▸ **Do this**
Output the material beneath this task exactly, images excluded.

▸ **Supplied entries**
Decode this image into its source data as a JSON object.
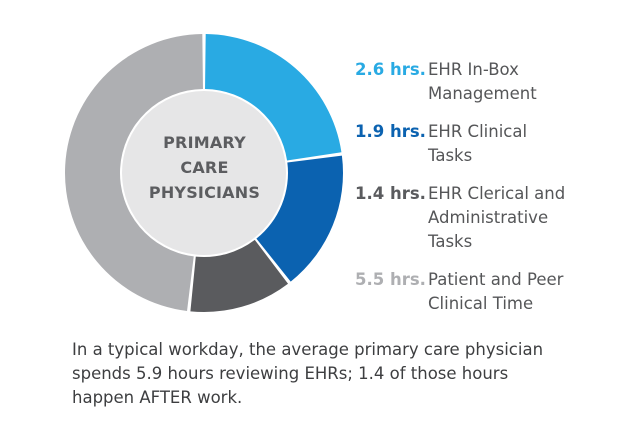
{
  "chart_data": {
    "type": "pie",
    "center_label": [
      "PRIMARY",
      "CARE",
      "PHYSICIANS"
    ],
    "unit": "hrs.",
    "slices": [
      {
        "value": 2.6,
        "value_label": "2.6 hrs.",
        "label": "EHR In-Box Management",
        "lines": [
          "EHR In-Box",
          "Management"
        ],
        "color": "#29aae3"
      },
      {
        "value": 1.9,
        "value_label": "1.9 hrs.",
        "label": "EHR Clinical Tasks",
        "lines": [
          "EHR Clinical",
          "Tasks"
        ],
        "color": "#0b62b0"
      },
      {
        "value": 1.4,
        "value_label": "1.4 hrs.",
        "label": "EHR Clerical and Administrative Tasks",
        "lines": [
          "EHR Clerical and",
          "Administrative",
          "Tasks"
        ],
        "color": "#5a5b5e"
      },
      {
        "value": 5.5,
        "value_label": "5.5 hrs.",
        "label": "Patient and Peer Clinical Time",
        "lines": [
          "Patient and Peer",
          "Clinical Time"
        ],
        "color": "#aeafb2"
      }
    ],
    "value_label_colors": [
      "#29aae3",
      "#0b62b0",
      "#5a5b5e",
      "#aeafb2"
    ],
    "center_fill": "#e6e6e7"
  },
  "caption": {
    "lines": [
      "In a typical workday, the average primary care physician",
      "spends 5.9 hours reviewing EHRs; 1.4 of those hours",
      "happen AFTER work."
    ]
  }
}
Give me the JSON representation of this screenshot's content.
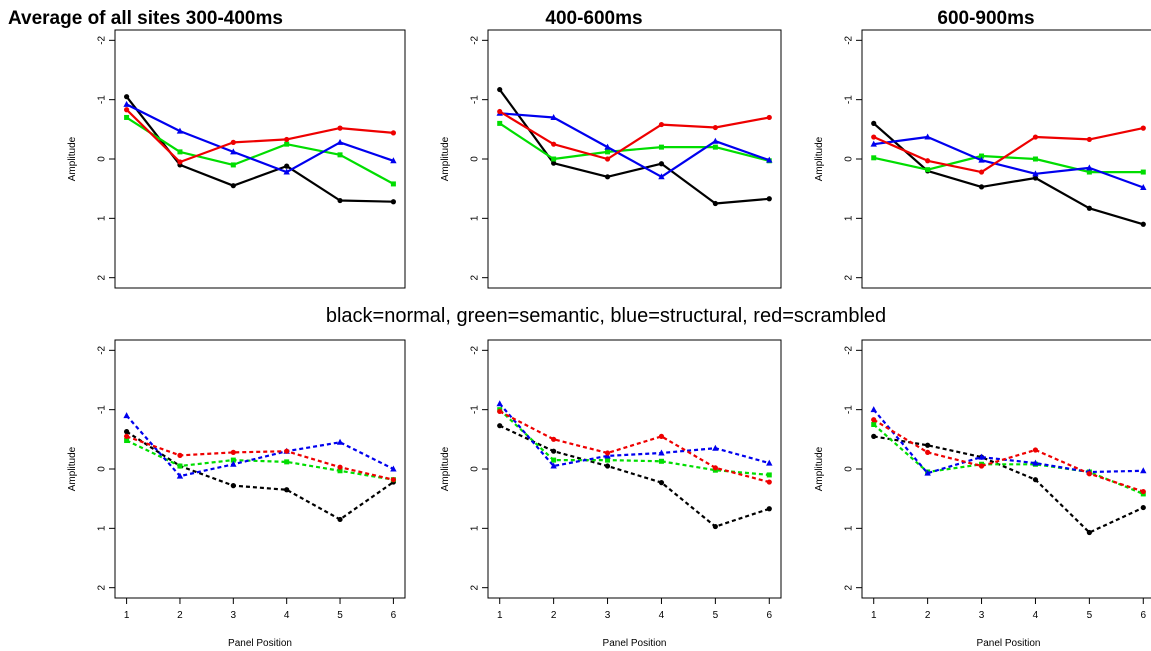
{
  "figure": {
    "legend_text": "black=normal, green=semantic, blue=structural, red=scrambled"
  },
  "colors": {
    "normal": "#000000",
    "semantic": "#00dd00",
    "structural": "#0000ee",
    "scrambled": "#ee0000"
  },
  "chart_data": [
    {
      "type": "line",
      "title": "Average of all sites 300-400ms",
      "xlabel": "",
      "ylabel": "Amplitude",
      "x": [
        1,
        2,
        3,
        4,
        5,
        6
      ],
      "ylim": [
        2,
        -2
      ],
      "yticks": [
        -2,
        -1,
        0,
        1,
        2
      ],
      "xticks": [],
      "line_style": "solid",
      "series": [
        {
          "name": "normal",
          "values": [
            -1.05,
            0.1,
            0.45,
            0.12,
            0.7,
            0.72
          ]
        },
        {
          "name": "semantic",
          "values": [
            -0.7,
            -0.12,
            0.1,
            -0.25,
            -0.07,
            0.42
          ]
        },
        {
          "name": "structural",
          "values": [
            -0.92,
            -0.47,
            -0.12,
            0.22,
            -0.28,
            0.03
          ]
        },
        {
          "name": "scrambled",
          "values": [
            -0.83,
            0.05,
            -0.28,
            -0.33,
            -0.52,
            -0.44
          ]
        }
      ]
    },
    {
      "type": "line",
      "title": "400-600ms",
      "xlabel": "",
      "ylabel": "Amplitude",
      "x": [
        1,
        2,
        3,
        4,
        5,
        6
      ],
      "ylim": [
        2,
        -2
      ],
      "yticks": [
        -2,
        -1,
        0,
        1,
        2
      ],
      "xticks": [],
      "line_style": "solid",
      "series": [
        {
          "name": "normal",
          "values": [
            -1.17,
            0.07,
            0.3,
            0.08,
            0.75,
            0.67
          ]
        },
        {
          "name": "semantic",
          "values": [
            -0.6,
            0.0,
            -0.12,
            -0.2,
            -0.2,
            0.03
          ]
        },
        {
          "name": "structural",
          "values": [
            -0.77,
            -0.7,
            -0.2,
            0.3,
            -0.3,
            0.02
          ]
        },
        {
          "name": "scrambled",
          "values": [
            -0.8,
            -0.25,
            0.0,
            -0.58,
            -0.53,
            -0.7
          ]
        }
      ]
    },
    {
      "type": "line",
      "title": "600-900ms",
      "xlabel": "",
      "ylabel": "Amplitude",
      "x": [
        1,
        2,
        3,
        4,
        5,
        6
      ],
      "ylim": [
        2,
        -2
      ],
      "yticks": [
        -2,
        -1,
        0,
        1,
        2
      ],
      "xticks": [],
      "line_style": "solid",
      "series": [
        {
          "name": "normal",
          "values": [
            -0.6,
            0.2,
            0.47,
            0.32,
            0.83,
            1.1
          ]
        },
        {
          "name": "semantic",
          "values": [
            -0.02,
            0.18,
            -0.05,
            0.0,
            0.22,
            0.22
          ]
        },
        {
          "name": "structural",
          "values": [
            -0.25,
            -0.37,
            0.02,
            0.25,
            0.15,
            0.48
          ]
        },
        {
          "name": "scrambled",
          "values": [
            -0.37,
            0.03,
            0.22,
            -0.37,
            -0.33,
            -0.52
          ]
        }
      ]
    },
    {
      "type": "line",
      "title": "",
      "xlabel": "Panel Position",
      "ylabel": "Amplitude",
      "x": [
        1,
        2,
        3,
        4,
        5,
        6
      ],
      "ylim": [
        2,
        -2
      ],
      "yticks": [
        -2,
        -1,
        0,
        1,
        2
      ],
      "xticks": [
        1,
        2,
        3,
        4,
        5,
        6
      ],
      "line_style": "dashed",
      "series": [
        {
          "name": "normal",
          "values": [
            -0.63,
            -0.05,
            0.28,
            0.35,
            0.85,
            0.22
          ]
        },
        {
          "name": "semantic",
          "values": [
            -0.48,
            -0.05,
            -0.15,
            -0.12,
            0.03,
            0.18
          ]
        },
        {
          "name": "structural",
          "values": [
            -0.9,
            0.12,
            -0.08,
            -0.3,
            -0.45,
            0.0
          ]
        },
        {
          "name": "scrambled",
          "values": [
            -0.55,
            -0.23,
            -0.28,
            -0.3,
            -0.03,
            0.18
          ]
        }
      ]
    },
    {
      "type": "line",
      "title": "",
      "xlabel": "Panel Position",
      "ylabel": "Amplitude",
      "x": [
        1,
        2,
        3,
        4,
        5,
        6
      ],
      "ylim": [
        2,
        -2
      ],
      "yticks": [
        -2,
        -1,
        0,
        1,
        2
      ],
      "xticks": [
        1,
        2,
        3,
        4,
        5,
        6
      ],
      "line_style": "dashed",
      "series": [
        {
          "name": "normal",
          "values": [
            -0.73,
            -0.3,
            -0.05,
            0.23,
            0.97,
            0.67
          ]
        },
        {
          "name": "semantic",
          "values": [
            -1.0,
            -0.15,
            -0.15,
            -0.13,
            0.02,
            0.1
          ]
        },
        {
          "name": "structural",
          "values": [
            -1.1,
            -0.05,
            -0.22,
            -0.27,
            -0.35,
            -0.1
          ]
        },
        {
          "name": "scrambled",
          "values": [
            -0.97,
            -0.5,
            -0.27,
            -0.55,
            -0.02,
            0.22
          ]
        }
      ]
    },
    {
      "type": "line",
      "title": "",
      "xlabel": "Panel Position",
      "ylabel": "Amplitude",
      "x": [
        1,
        2,
        3,
        4,
        5,
        6
      ],
      "ylim": [
        2,
        -2
      ],
      "yticks": [
        -2,
        -1,
        0,
        1,
        2
      ],
      "xticks": [
        1,
        2,
        3,
        4,
        5,
        6
      ],
      "line_style": "dashed",
      "series": [
        {
          "name": "normal",
          "values": [
            -0.55,
            -0.4,
            -0.2,
            0.18,
            1.07,
            0.65
          ]
        },
        {
          "name": "semantic",
          "values": [
            -0.75,
            0.05,
            -0.08,
            -0.08,
            0.05,
            0.42
          ]
        },
        {
          "name": "structural",
          "values": [
            -1.0,
            0.07,
            -0.2,
            -0.1,
            0.05,
            0.03
          ]
        },
        {
          "name": "scrambled",
          "values": [
            -0.83,
            -0.28,
            -0.05,
            -0.32,
            0.08,
            0.38
          ]
        }
      ]
    }
  ]
}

▸ **Answer for the task**
Decode this image into its source data as a JSON object.
{
  "chart_data": {
    "type": "pie",
    "center_label": [
      "PRIMARY",
      "CARE",
      "PHYSICIANS"
    ],
    "unit": "hrs.",
    "slices": [
      {
        "value": 2.6,
        "value_label": "2.6 hrs.",
        "label": "EHR In-Box Management",
        "lines": [
          "EHR In-Box",
          "Management"
        ],
        "color": "#29aae3"
      },
      {
        "value": 1.9,
        "value_label": "1.9 hrs.",
        "label": "EHR Clinical Tasks",
        "lines": [
          "EHR Clinical",
          "Tasks"
        ],
        "color": "#0b62b0"
      },
      {
        "value": 1.4,
        "value_label": "1.4 hrs.",
        "label": "EHR Clerical and Administrative Tasks",
        "lines": [
          "EHR Clerical and",
          "Administrative",
          "Tasks"
        ],
        "color": "#5a5b5e"
      },
      {
        "value": 5.5,
        "value_label": "5.5 hrs.",
        "label": "Patient and Peer Clinical Time",
        "lines": [
          "Patient and Peer",
          "Clinical Time"
        ],
        "color": "#aeafb2"
      }
    ],
    "value_label_colors": [
      "#29aae3",
      "#0b62b0",
      "#5a5b5e",
      "#aeafb2"
    ],
    "center_fill": "#e6e6e7"
  },
  "caption": {
    "lines": [
      "In a typical workday, the average primary care physician",
      "spends 5.9 hours reviewing EHRs; 1.4 of those hours",
      "happen AFTER work."
    ]
  }
}
Give me the JSON representation of this screenshot's content.
{
  "figure": {
    "legend_text": "black=normal, green=semantic, blue=structural, red=scrambled"
  },
  "colors": {
    "normal": "#000000",
    "semantic": "#00dd00",
    "structural": "#0000ee",
    "scrambled": "#ee0000"
  },
  "chart_data": [
    {
      "type": "line",
      "title": "Average of all sites 300-400ms",
      "xlabel": "",
      "ylabel": "Amplitude",
      "x": [
        1,
        2,
        3,
        4,
        5,
        6
      ],
      "ylim": [
        2,
        -2
      ],
      "yticks": [
        -2,
        -1,
        0,
        1,
        2
      ],
      "xticks": [],
      "line_style": "solid",
      "series": [
        {
          "name": "normal",
          "values": [
            -1.05,
            0.1,
            0.45,
            0.12,
            0.7,
            0.72
          ]
        },
        {
          "name": "semantic",
          "values": [
            -0.7,
            -0.12,
            0.1,
            -0.25,
            -0.07,
            0.42
          ]
        },
        {
          "name": "structural",
          "values": [
            -0.92,
            -0.47,
            -0.12,
            0.22,
            -0.28,
            0.03
          ]
        },
        {
          "name": "scrambled",
          "values": [
            -0.83,
            0.05,
            -0.28,
            -0.33,
            -0.52,
            -0.44
          ]
        }
      ]
    },
    {
      "type": "line",
      "title": "400-600ms",
      "xlabel": "",
      "ylabel": "Amplitude",
      "x": [
        1,
        2,
        3,
        4,
        5,
        6
      ],
      "ylim": [
        2,
        -2
      ],
      "yticks": [
        -2,
        -1,
        0,
        1,
        2
      ],
      "xticks": [],
      "line_style": "solid",
      "series": [
        {
          "name": "normal",
          "values": [
            -1.17,
            0.07,
            0.3,
            0.08,
            0.75,
            0.67
          ]
        },
        {
          "name": "semantic",
          "values": [
            -0.6,
            0.0,
            -0.12,
            -0.2,
            -0.2,
            0.03
          ]
        },
        {
          "name": "structural",
          "values": [
            -0.77,
            -0.7,
            -0.2,
            0.3,
            -0.3,
            0.02
          ]
        },
        {
          "name": "scrambled",
          "values": [
            -0.8,
            -0.25,
            0.0,
            -0.58,
            -0.53,
            -0.7
          ]
        }
      ]
    },
    {
      "type": "line",
      "title": "600-900ms",
      "xlabel": "",
      "ylabel": "Amplitude",
      "x": [
        1,
        2,
        3,
        4,
        5,
        6
      ],
      "ylim": [
        2,
        -2
      ],
      "yticks": [
        -2,
        -1,
        0,
        1,
        2
      ],
      "xticks": [],
      "line_style": "solid",
      "series": [
        {
          "name": "normal",
          "values": [
            -0.6,
            0.2,
            0.47,
            0.32,
            0.83,
            1.1
          ]
        },
        {
          "name": "semantic",
          "values": [
            -0.02,
            0.18,
            -0.05,
            0.0,
            0.22,
            0.22
          ]
        },
        {
          "name": "structural",
          "values": [
            -0.25,
            -0.37,
            0.02,
            0.25,
            0.15,
            0.48
          ]
        },
        {
          "name": "scrambled",
          "values": [
            -0.37,
            0.03,
            0.22,
            -0.37,
            -0.33,
            -0.52
          ]
        }
      ]
    },
    {
      "type": "line",
      "title": "",
      "xlabel": "Panel Position",
      "ylabel": "Amplitude",
      "x": [
        1,
        2,
        3,
        4,
        5,
        6
      ],
      "ylim": [
        2,
        -2
      ],
      "yticks": [
        -2,
        -1,
        0,
        1,
        2
      ],
      "xticks": [
        1,
        2,
        3,
        4,
        5,
        6
      ],
      "line_style": "dashed",
      "series": [
        {
          "name": "normal",
          "values": [
            -0.63,
            -0.05,
            0.28,
            0.35,
            0.85,
            0.22
          ]
        },
        {
          "name": "semantic",
          "values": [
            -0.48,
            -0.05,
            -0.15,
            -0.12,
            0.03,
            0.18
          ]
        },
        {
          "name": "structural",
          "values": [
            -0.9,
            0.12,
            -0.08,
            -0.3,
            -0.45,
            0.0
          ]
        },
        {
          "name": "scrambled",
          "values": [
            -0.55,
            -0.23,
            -0.28,
            -0.3,
            -0.03,
            0.18
          ]
        }
      ]
    },
    {
      "type": "line",
      "title": "",
      "xlabel": "Panel Position",
      "ylabel": "Amplitude",
      "x": [
        1,
        2,
        3,
        4,
        5,
        6
      ],
      "ylim": [
        2,
        -2
      ],
      "yticks": [
        -2,
        -1,
        0,
        1,
        2
      ],
      "xticks": [
        1,
        2,
        3,
        4,
        5,
        6
      ],
      "line_style": "dashed",
      "series": [
        {
          "name": "normal",
          "values": [
            -0.73,
            -0.3,
            -0.05,
            0.23,
            0.97,
            0.67
          ]
        },
        {
          "name": "semantic",
          "values": [
            -1.0,
            -0.15,
            -0.15,
            -0.13,
            0.02,
            0.1
          ]
        },
        {
          "name": "structural",
          "values": [
            -1.1,
            -0.05,
            -0.22,
            -0.27,
            -0.35,
            -0.1
          ]
        },
        {
          "name": "scrambled",
          "values": [
            -0.97,
            -0.5,
            -0.27,
            -0.55,
            -0.02,
            0.22
          ]
        }
      ]
    },
    {
      "type": "line",
      "title": "",
      "xlabel": "Panel Position",
      "ylabel": "Amplitude",
      "x": [
        1,
        2,
        3,
        4,
        5,
        6
      ],
      "ylim": [
        2,
        -2
      ],
      "yticks": [
        -2,
        -1,
        0,
        1,
        2
      ],
      "xticks": [
        1,
        2,
        3,
        4,
        5,
        6
      ],
      "line_style": "dashed",
      "series": [
        {
          "name": "normal",
          "values": [
            -0.55,
            -0.4,
            -0.2,
            0.18,
            1.07,
            0.65
          ]
        },
        {
          "name": "semantic",
          "values": [
            -0.75,
            0.05,
            -0.08,
            -0.08,
            0.05,
            0.42
          ]
        },
        {
          "name": "structural",
          "values": [
            -1.0,
            0.07,
            -0.2,
            -0.1,
            0.05,
            0.03
          ]
        },
        {
          "name": "scrambled",
          "values": [
            -0.83,
            -0.28,
            -0.05,
            -0.32,
            0.08,
            0.38
          ]
        }
      ]
    }
  ]
}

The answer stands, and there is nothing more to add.